• _Task goal_: Copy the following records word for word, without changing anything.

• _Records shown_:
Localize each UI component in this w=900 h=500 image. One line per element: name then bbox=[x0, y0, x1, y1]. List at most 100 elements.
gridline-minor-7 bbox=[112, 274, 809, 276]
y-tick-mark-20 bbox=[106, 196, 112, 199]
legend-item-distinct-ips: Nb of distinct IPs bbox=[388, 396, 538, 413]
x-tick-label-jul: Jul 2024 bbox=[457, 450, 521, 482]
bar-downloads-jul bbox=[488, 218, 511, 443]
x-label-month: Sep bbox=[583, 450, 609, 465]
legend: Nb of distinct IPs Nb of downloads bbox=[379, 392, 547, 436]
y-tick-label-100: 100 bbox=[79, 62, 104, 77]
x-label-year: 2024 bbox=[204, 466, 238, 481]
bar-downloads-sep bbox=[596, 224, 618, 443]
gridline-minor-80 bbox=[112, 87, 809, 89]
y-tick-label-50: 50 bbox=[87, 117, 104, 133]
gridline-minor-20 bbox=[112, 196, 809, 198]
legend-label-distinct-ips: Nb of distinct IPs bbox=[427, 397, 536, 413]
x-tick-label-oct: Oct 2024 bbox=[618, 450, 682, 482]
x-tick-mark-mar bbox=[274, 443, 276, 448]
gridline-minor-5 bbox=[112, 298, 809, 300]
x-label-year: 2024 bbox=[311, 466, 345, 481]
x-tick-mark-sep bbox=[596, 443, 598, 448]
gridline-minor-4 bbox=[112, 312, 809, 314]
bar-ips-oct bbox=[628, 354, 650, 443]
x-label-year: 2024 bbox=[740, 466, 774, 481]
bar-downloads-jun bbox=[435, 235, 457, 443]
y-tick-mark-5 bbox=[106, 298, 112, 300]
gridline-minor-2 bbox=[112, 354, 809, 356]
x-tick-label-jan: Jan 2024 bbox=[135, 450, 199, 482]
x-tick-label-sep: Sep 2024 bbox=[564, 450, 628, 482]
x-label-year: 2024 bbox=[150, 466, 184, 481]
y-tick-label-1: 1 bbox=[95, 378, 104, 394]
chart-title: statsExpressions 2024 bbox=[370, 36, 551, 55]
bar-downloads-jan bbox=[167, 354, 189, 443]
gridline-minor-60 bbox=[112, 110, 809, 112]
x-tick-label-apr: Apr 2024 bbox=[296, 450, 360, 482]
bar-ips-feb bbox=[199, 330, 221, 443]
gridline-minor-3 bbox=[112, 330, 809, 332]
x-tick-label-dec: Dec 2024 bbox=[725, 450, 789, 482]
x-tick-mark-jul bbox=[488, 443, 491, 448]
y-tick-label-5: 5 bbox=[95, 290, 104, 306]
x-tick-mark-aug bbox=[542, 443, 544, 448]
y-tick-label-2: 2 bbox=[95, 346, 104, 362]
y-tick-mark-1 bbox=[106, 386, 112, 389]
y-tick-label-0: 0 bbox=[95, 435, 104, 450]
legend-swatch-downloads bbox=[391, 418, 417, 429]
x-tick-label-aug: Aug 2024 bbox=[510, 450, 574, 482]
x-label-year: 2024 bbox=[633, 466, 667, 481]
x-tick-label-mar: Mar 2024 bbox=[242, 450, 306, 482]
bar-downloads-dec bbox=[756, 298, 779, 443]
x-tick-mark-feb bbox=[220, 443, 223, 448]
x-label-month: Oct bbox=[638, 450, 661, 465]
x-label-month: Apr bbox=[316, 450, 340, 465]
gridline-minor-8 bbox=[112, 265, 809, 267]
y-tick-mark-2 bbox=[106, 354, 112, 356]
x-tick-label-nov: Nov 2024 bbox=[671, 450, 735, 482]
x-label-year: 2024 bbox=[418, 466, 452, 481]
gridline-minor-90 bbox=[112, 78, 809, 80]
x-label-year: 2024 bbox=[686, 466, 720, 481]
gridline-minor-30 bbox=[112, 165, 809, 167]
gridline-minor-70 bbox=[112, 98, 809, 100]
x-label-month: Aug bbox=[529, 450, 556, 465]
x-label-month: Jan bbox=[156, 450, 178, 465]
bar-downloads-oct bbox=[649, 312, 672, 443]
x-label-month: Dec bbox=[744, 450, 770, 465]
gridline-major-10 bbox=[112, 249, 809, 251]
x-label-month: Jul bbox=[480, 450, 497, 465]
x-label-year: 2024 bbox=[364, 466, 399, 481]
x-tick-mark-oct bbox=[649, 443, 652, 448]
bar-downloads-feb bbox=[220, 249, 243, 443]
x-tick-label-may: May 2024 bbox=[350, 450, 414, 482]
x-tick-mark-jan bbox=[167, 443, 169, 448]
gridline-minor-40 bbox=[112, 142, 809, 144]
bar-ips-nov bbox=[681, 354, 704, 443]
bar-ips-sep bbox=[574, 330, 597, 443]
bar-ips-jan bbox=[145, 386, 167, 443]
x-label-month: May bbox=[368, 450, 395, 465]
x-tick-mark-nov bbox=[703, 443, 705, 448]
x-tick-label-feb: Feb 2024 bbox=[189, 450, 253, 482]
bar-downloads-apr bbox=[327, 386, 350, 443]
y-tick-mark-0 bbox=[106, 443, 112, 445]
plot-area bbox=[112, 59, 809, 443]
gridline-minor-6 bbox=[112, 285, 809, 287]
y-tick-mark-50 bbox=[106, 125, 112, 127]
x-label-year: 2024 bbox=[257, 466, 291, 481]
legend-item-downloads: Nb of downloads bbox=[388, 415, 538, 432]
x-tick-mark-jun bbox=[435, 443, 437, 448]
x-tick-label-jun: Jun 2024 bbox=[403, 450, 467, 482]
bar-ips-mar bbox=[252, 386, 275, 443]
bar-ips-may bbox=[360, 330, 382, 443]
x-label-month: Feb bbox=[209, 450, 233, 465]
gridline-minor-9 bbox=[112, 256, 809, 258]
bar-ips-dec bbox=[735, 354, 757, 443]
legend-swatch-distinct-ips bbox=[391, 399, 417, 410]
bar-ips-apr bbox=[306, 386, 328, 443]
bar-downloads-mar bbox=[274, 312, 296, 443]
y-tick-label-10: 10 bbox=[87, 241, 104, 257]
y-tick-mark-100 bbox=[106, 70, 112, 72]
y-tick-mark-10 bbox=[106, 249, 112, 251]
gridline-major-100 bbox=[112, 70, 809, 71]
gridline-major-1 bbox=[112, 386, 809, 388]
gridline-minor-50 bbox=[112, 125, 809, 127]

• _Result for this exercise_:
Localize each UI component in this w=900 h=500 image. One line per element: name then bbox=[x0, y0, x1, y1]. List at most 100 elements.
gridline-minor-7 bbox=[112, 274, 809, 276]
y-tick-mark-20 bbox=[106, 196, 112, 199]
legend-item-distinct-ips: Nb of distinct IPs bbox=[388, 396, 538, 413]
x-tick-label-jul: Jul 2024 bbox=[457, 450, 521, 482]
bar-downloads-jul bbox=[488, 218, 511, 443]
x-label-month: Sep bbox=[583, 450, 609, 465]
legend: Nb of distinct IPs Nb of downloads bbox=[379, 392, 547, 436]
y-tick-label-100: 100 bbox=[79, 62, 104, 77]
x-label-year: 2024 bbox=[204, 466, 238, 481]
bar-downloads-sep bbox=[596, 224, 618, 443]
gridline-minor-80 bbox=[112, 87, 809, 89]
y-tick-label-50: 50 bbox=[87, 117, 104, 133]
gridline-minor-20 bbox=[112, 196, 809, 198]
legend-label-distinct-ips: Nb of distinct IPs bbox=[427, 397, 536, 413]
x-tick-label-oct: Oct 2024 bbox=[618, 450, 682, 482]
x-tick-mark-mar bbox=[274, 443, 276, 448]
gridline-minor-5 bbox=[112, 298, 809, 300]
x-label-year: 2024 bbox=[311, 466, 345, 481]
x-tick-mark-sep bbox=[596, 443, 598, 448]
gridline-minor-4 bbox=[112, 312, 809, 314]
bar-ips-oct bbox=[628, 354, 650, 443]
x-label-year: 2024 bbox=[740, 466, 774, 481]
bar-downloads-jun bbox=[435, 235, 457, 443]
y-tick-mark-5 bbox=[106, 298, 112, 300]
gridline-minor-2 bbox=[112, 354, 809, 356]
x-tick-label-jan: Jan 2024 bbox=[135, 450, 199, 482]
x-tick-label-sep: Sep 2024 bbox=[564, 450, 628, 482]
x-label-year: 2024 bbox=[150, 466, 184, 481]
y-tick-label-1: 1 bbox=[95, 378, 104, 394]
chart-title: statsExpressions 2024 bbox=[370, 36, 551, 55]
bar-downloads-jan bbox=[167, 354, 189, 443]
gridline-minor-60 bbox=[112, 110, 809, 112]
x-tick-label-apr: Apr 2024 bbox=[296, 450, 360, 482]
bar-ips-feb bbox=[199, 330, 221, 443]
gridline-minor-3 bbox=[112, 330, 809, 332]
x-tick-label-dec: Dec 2024 bbox=[725, 450, 789, 482]
x-tick-mark-jul bbox=[488, 443, 491, 448]
y-tick-label-5: 5 bbox=[95, 290, 104, 306]
x-tick-mark-aug bbox=[542, 443, 544, 448]
y-tick-label-2: 2 bbox=[95, 346, 104, 362]
y-tick-mark-1 bbox=[106, 386, 112, 389]
y-tick-label-0: 0 bbox=[95, 435, 104, 450]
legend-swatch-downloads bbox=[391, 418, 417, 429]
x-tick-label-aug: Aug 2024 bbox=[510, 450, 574, 482]
x-label-year: 2024 bbox=[633, 466, 667, 481]
x-tick-label-mar: Mar 2024 bbox=[242, 450, 306, 482]
bar-downloads-dec bbox=[756, 298, 779, 443]
x-tick-mark-feb bbox=[220, 443, 223, 448]
x-label-month: Oct bbox=[638, 450, 661, 465]
x-label-month: Apr bbox=[316, 450, 340, 465]
gridline-minor-8 bbox=[112, 265, 809, 267]
y-tick-mark-2 bbox=[106, 354, 112, 356]
x-tick-label-nov: Nov 2024 bbox=[671, 450, 735, 482]
x-label-year: 2024 bbox=[418, 466, 452, 481]
gridline-minor-90 bbox=[112, 78, 809, 80]
x-label-year: 2024 bbox=[686, 466, 720, 481]
gridline-minor-30 bbox=[112, 165, 809, 167]
gridline-minor-70 bbox=[112, 98, 809, 100]
x-label-month: Aug bbox=[529, 450, 556, 465]
x-label-month: Jan bbox=[156, 450, 178, 465]
bar-downloads-oct bbox=[649, 312, 672, 443]
x-label-month: Dec bbox=[744, 450, 770, 465]
gridline-major-10 bbox=[112, 249, 809, 251]
x-label-month: Jul bbox=[480, 450, 497, 465]
x-label-year: 2024 bbox=[364, 466, 399, 481]
x-tick-mark-oct bbox=[649, 443, 652, 448]
bar-downloads-feb bbox=[220, 249, 243, 443]
x-tick-label-may: May 2024 bbox=[350, 450, 414, 482]
x-tick-mark-jan bbox=[167, 443, 169, 448]
gridline-minor-40 bbox=[112, 142, 809, 144]
bar-ips-nov bbox=[681, 354, 704, 443]
bar-ips-sep bbox=[574, 330, 597, 443]
bar-ips-jan bbox=[145, 386, 167, 443]
x-label-month: May bbox=[368, 450, 395, 465]
x-tick-mark-nov bbox=[703, 443, 705, 448]
x-tick-label-feb: Feb 2024 bbox=[189, 450, 253, 482]
bar-downloads-apr bbox=[327, 386, 350, 443]
y-tick-mark-0 bbox=[106, 443, 112, 445]
plot-area bbox=[112, 59, 809, 443]
gridline-minor-6 bbox=[112, 285, 809, 287]
y-tick-mark-50 bbox=[106, 125, 112, 127]
x-label-year: 2024 bbox=[257, 466, 291, 481]
legend-item-downloads: Nb of downloads bbox=[388, 415, 538, 432]
x-tick-mark-jun bbox=[435, 443, 437, 448]
x-tick-label-jun: Jun 2024 bbox=[403, 450, 467, 482]
bar-ips-mar bbox=[252, 386, 275, 443]
bar-ips-may bbox=[360, 330, 382, 443]
x-label-month: Feb bbox=[209, 450, 233, 465]
gridline-minor-9 bbox=[112, 256, 809, 258]
bar-ips-dec bbox=[735, 354, 757, 443]
legend-swatch-distinct-ips bbox=[391, 399, 417, 410]
bar-ips-apr bbox=[306, 386, 328, 443]
bar-downloads-mar bbox=[274, 312, 296, 443]
y-tick-label-10: 10 bbox=[87, 241, 104, 257]
y-tick-mark-100 bbox=[106, 70, 112, 72]
y-tick-mark-10 bbox=[106, 249, 112, 251]
gridline-major-100 bbox=[112, 70, 809, 71]
gridline-major-1 bbox=[112, 386, 809, 388]
gridline-minor-50 bbox=[112, 125, 809, 127]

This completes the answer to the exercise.